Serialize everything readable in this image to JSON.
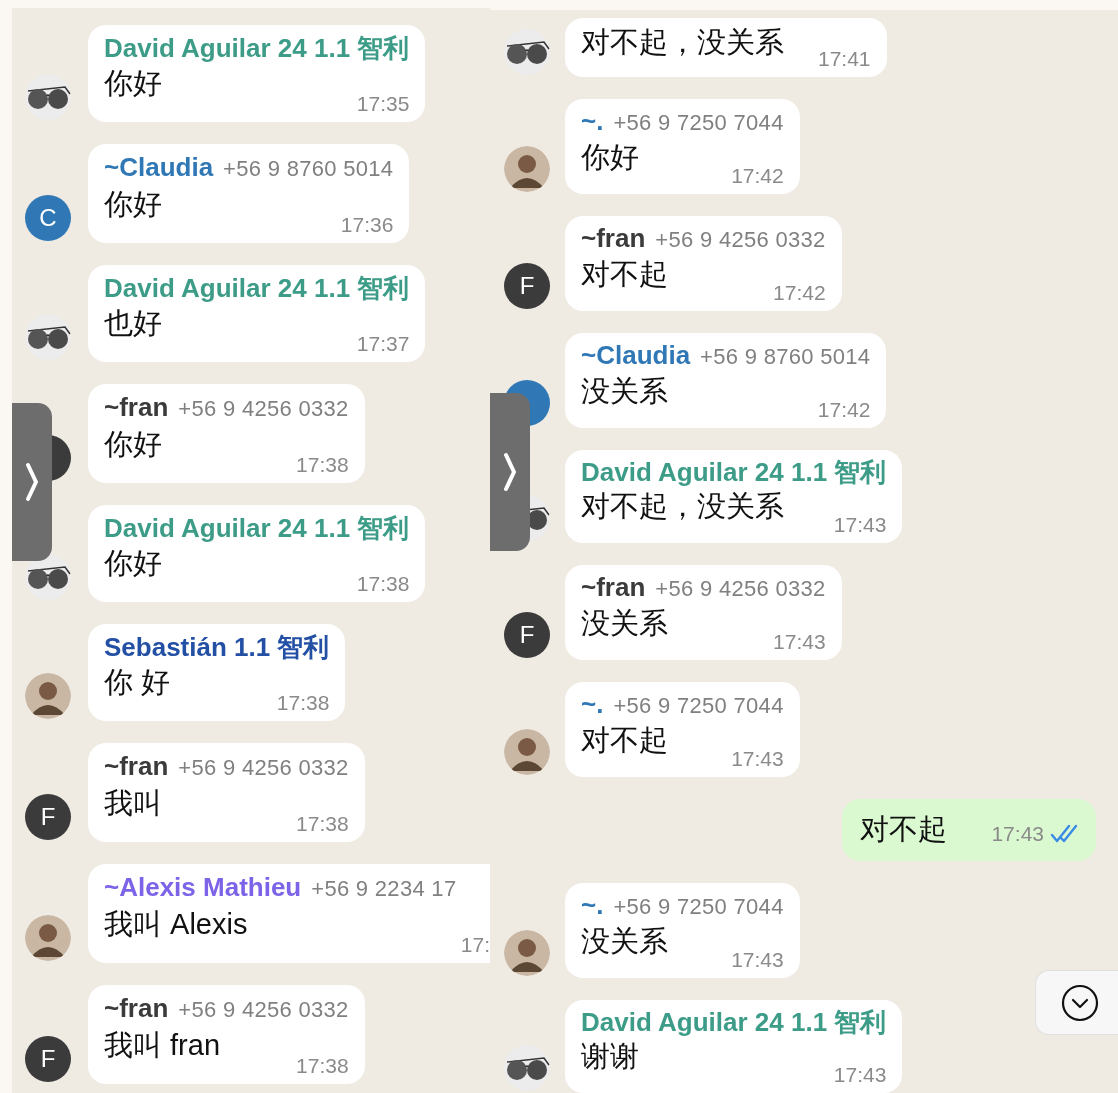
{
  "left_panel": {
    "messages": [
      {
        "kind": "incoming",
        "avatar": {
          "kind": "sunglasses"
        },
        "sender": {
          "name": "David Aguilar 24 1.1 智利",
          "color": "#3d9c87"
        },
        "text": "你好",
        "time": "17:35"
      },
      {
        "kind": "incoming",
        "avatar": {
          "kind": "letter",
          "letter": "C",
          "color": "#2f78b5"
        },
        "sender": {
          "name": "~Claudia",
          "color": "#2f78b5"
        },
        "phone": "+56 9 8760 5014",
        "text": "你好",
        "time": "17:36"
      },
      {
        "kind": "incoming",
        "avatar": {
          "kind": "sunglasses"
        },
        "sender": {
          "name": "David Aguilar 24 1.1 智利",
          "color": "#3d9c87"
        },
        "text": "也好",
        "time": "17:37"
      },
      {
        "kind": "incoming",
        "avatar": {
          "kind": "letter",
          "color": "#3b3b3b"
        },
        "sender": {
          "name": "~fran",
          "color": "#3b3b3b"
        },
        "phone": "+56 9 4256 0332",
        "text": "你好",
        "time": "17:38"
      },
      {
        "kind": "incoming",
        "avatar": {
          "kind": "sunglasses"
        },
        "sender": {
          "name": "David Aguilar 24 1.1 智利",
          "color": "#3d9c87"
        },
        "text": "你好",
        "time": "17:38"
      },
      {
        "kind": "incoming",
        "avatar": {
          "kind": "photo"
        },
        "sender": {
          "name": "Sebastián 1.1 智利",
          "color": "#2350a5"
        },
        "text": "你 好",
        "time": "17:38"
      },
      {
        "kind": "incoming",
        "avatar": {
          "kind": "letter",
          "letter": "F",
          "color": "#3b3b3b"
        },
        "sender": {
          "name": "~fran",
          "color": "#3b3b3b"
        },
        "phone": "+56 9 4256 0332",
        "text": "我叫",
        "time": "17:38"
      },
      {
        "kind": "incoming",
        "cut_off": true,
        "avatar": {
          "kind": "photo"
        },
        "sender": {
          "name": "~Alexis Mathieu",
          "color": "#7d63e8"
        },
        "phone": "+56 9 2234 17",
        "text": "我叫 Alexis",
        "time": "17:"
      },
      {
        "kind": "incoming",
        "avatar": {
          "kind": "letter",
          "letter": "F",
          "color": "#3b3b3b"
        },
        "sender": {
          "name": "~fran",
          "color": "#3b3b3b"
        },
        "phone": "+56 9 4256 0332",
        "text": "我叫 fran",
        "time": "17:38"
      }
    ]
  },
  "right_panel": {
    "messages": [
      {
        "kind": "incoming",
        "avatar": {
          "kind": "sunglasses"
        },
        "text": "对不起，没关系",
        "time": "17:41"
      },
      {
        "kind": "incoming",
        "avatar": {
          "kind": "photo"
        },
        "sender": {
          "name": "~.",
          "color": "#2f78b5"
        },
        "phone": "+56 9 7250 7044",
        "text": "你好",
        "time": "17:42"
      },
      {
        "kind": "incoming",
        "avatar": {
          "kind": "letter",
          "letter": "F",
          "color": "#3b3b3b"
        },
        "sender": {
          "name": "~fran",
          "color": "#3b3b3b"
        },
        "phone": "+56 9 4256 0332",
        "text": "对不起",
        "time": "17:42"
      },
      {
        "kind": "incoming",
        "avatar": {
          "kind": "letter",
          "color": "#2f78b5"
        },
        "sender": {
          "name": "~Claudia",
          "color": "#2f78b5"
        },
        "phone": "+56 9 8760 5014",
        "text": "没关系",
        "time": "17:42"
      },
      {
        "kind": "incoming",
        "avatar": {
          "kind": "sunglasses"
        },
        "sender": {
          "name": "David Aguilar 24 1.1 智利",
          "color": "#3d9c87"
        },
        "text": "对不起，没关系",
        "time": "17:43"
      },
      {
        "kind": "incoming",
        "avatar": {
          "kind": "letter",
          "letter": "F",
          "color": "#3b3b3b"
        },
        "sender": {
          "name": "~fran",
          "color": "#3b3b3b"
        },
        "phone": "+56 9 4256 0332",
        "text": "没关系",
        "time": "17:43"
      },
      {
        "kind": "incoming",
        "avatar": {
          "kind": "photo"
        },
        "sender": {
          "name": "~.",
          "color": "#2f78b5"
        },
        "phone": "+56 9 7250 7044",
        "text": "对不起",
        "time": "17:43"
      },
      {
        "kind": "outgoing",
        "text": "对不起",
        "time": "17:43",
        "read": true
      },
      {
        "kind": "incoming",
        "avatar": {
          "kind": "photo"
        },
        "sender": {
          "name": "~.",
          "color": "#2f78b5"
        },
        "phone": "+56 9 7250 7044",
        "text": "没关系",
        "time": "17:43"
      },
      {
        "kind": "incoming",
        "avatar": {
          "kind": "sunglasses"
        },
        "sender": {
          "name": "David Aguilar 24 1.1 智利",
          "color": "#3d9c87"
        },
        "text": "谢谢",
        "time": "17:43"
      }
    ]
  }
}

### Written request:
Retype every entry verbatim and exclude the pictures from the copy.

### Result below:
Serialize everything readable in this image to JSON.
{
  "left_panel": {
    "messages": [
      {
        "kind": "incoming",
        "avatar": {
          "kind": "sunglasses"
        },
        "sender": {
          "name": "David Aguilar 24 1.1 智利",
          "color": "#3d9c87"
        },
        "text": "你好",
        "time": "17:35"
      },
      {
        "kind": "incoming",
        "avatar": {
          "kind": "letter",
          "letter": "C",
          "color": "#2f78b5"
        },
        "sender": {
          "name": "~Claudia",
          "color": "#2f78b5"
        },
        "phone": "+56 9 8760 5014",
        "text": "你好",
        "time": "17:36"
      },
      {
        "kind": "incoming",
        "avatar": {
          "kind": "sunglasses"
        },
        "sender": {
          "name": "David Aguilar 24 1.1 智利",
          "color": "#3d9c87"
        },
        "text": "也好",
        "time": "17:37"
      },
      {
        "kind": "incoming",
        "avatar": {
          "kind": "letter",
          "color": "#3b3b3b"
        },
        "sender": {
          "name": "~fran",
          "color": "#3b3b3b"
        },
        "phone": "+56 9 4256 0332",
        "text": "你好",
        "time": "17:38"
      },
      {
        "kind": "incoming",
        "avatar": {
          "kind": "sunglasses"
        },
        "sender": {
          "name": "David Aguilar 24 1.1 智利",
          "color": "#3d9c87"
        },
        "text": "你好",
        "time": "17:38"
      },
      {
        "kind": "incoming",
        "avatar": {
          "kind": "photo"
        },
        "sender": {
          "name": "Sebastián 1.1 智利",
          "color": "#2350a5"
        },
        "text": "你 好",
        "time": "17:38"
      },
      {
        "kind": "incoming",
        "avatar": {
          "kind": "letter",
          "letter": "F",
          "color": "#3b3b3b"
        },
        "sender": {
          "name": "~fran",
          "color": "#3b3b3b"
        },
        "phone": "+56 9 4256 0332",
        "text": "我叫",
        "time": "17:38"
      },
      {
        "kind": "incoming",
        "cut_off": true,
        "avatar": {
          "kind": "photo"
        },
        "sender": {
          "name": "~Alexis Mathieu",
          "color": "#7d63e8"
        },
        "phone": "+56 9 2234 17",
        "text": "我叫 Alexis",
        "time": "17:"
      },
      {
        "kind": "incoming",
        "avatar": {
          "kind": "letter",
          "letter": "F",
          "color": "#3b3b3b"
        },
        "sender": {
          "name": "~fran",
          "color": "#3b3b3b"
        },
        "phone": "+56 9 4256 0332",
        "text": "我叫 fran",
        "time": "17:38"
      }
    ]
  },
  "right_panel": {
    "messages": [
      {
        "kind": "incoming",
        "avatar": {
          "kind": "sunglasses"
        },
        "text": "对不起，没关系",
        "time": "17:41"
      },
      {
        "kind": "incoming",
        "avatar": {
          "kind": "photo"
        },
        "sender": {
          "name": "~.",
          "color": "#2f78b5"
        },
        "phone": "+56 9 7250 7044",
        "text": "你好",
        "time": "17:42"
      },
      {
        "kind": "incoming",
        "avatar": {
          "kind": "letter",
          "letter": "F",
          "color": "#3b3b3b"
        },
        "sender": {
          "name": "~fran",
          "color": "#3b3b3b"
        },
        "phone": "+56 9 4256 0332",
        "text": "对不起",
        "time": "17:42"
      },
      {
        "kind": "incoming",
        "avatar": {
          "kind": "letter",
          "color": "#2f78b5"
        },
        "sender": {
          "name": "~Claudia",
          "color": "#2f78b5"
        },
        "phone": "+56 9 8760 5014",
        "text": "没关系",
        "time": "17:42"
      },
      {
        "kind": "incoming",
        "avatar": {
          "kind": "sunglasses"
        },
        "sender": {
          "name": "David Aguilar 24 1.1 智利",
          "color": "#3d9c87"
        },
        "text": "对不起，没关系",
        "time": "17:43"
      },
      {
        "kind": "incoming",
        "avatar": {
          "kind": "letter",
          "letter": "F",
          "color": "#3b3b3b"
        },
        "sender": {
          "name": "~fran",
          "color": "#3b3b3b"
        },
        "phone": "+56 9 4256 0332",
        "text": "没关系",
        "time": "17:43"
      },
      {
        "kind": "incoming",
        "avatar": {
          "kind": "photo"
        },
        "sender": {
          "name": "~.",
          "color": "#2f78b5"
        },
        "phone": "+56 9 7250 7044",
        "text": "对不起",
        "time": "17:43"
      },
      {
        "kind": "outgoing",
        "text": "对不起",
        "time": "17:43",
        "read": true
      },
      {
        "kind": "incoming",
        "avatar": {
          "kind": "photo"
        },
        "sender": {
          "name": "~.",
          "color": "#2f78b5"
        },
        "phone": "+56 9 7250 7044",
        "text": "没关系",
        "time": "17:43"
      },
      {
        "kind": "incoming",
        "avatar": {
          "kind": "sunglasses"
        },
        "sender": {
          "name": "David Aguilar 24 1.1 智利",
          "color": "#3d9c87"
        },
        "text": "谢谢",
        "time": "17:43"
      }
    ]
  }
}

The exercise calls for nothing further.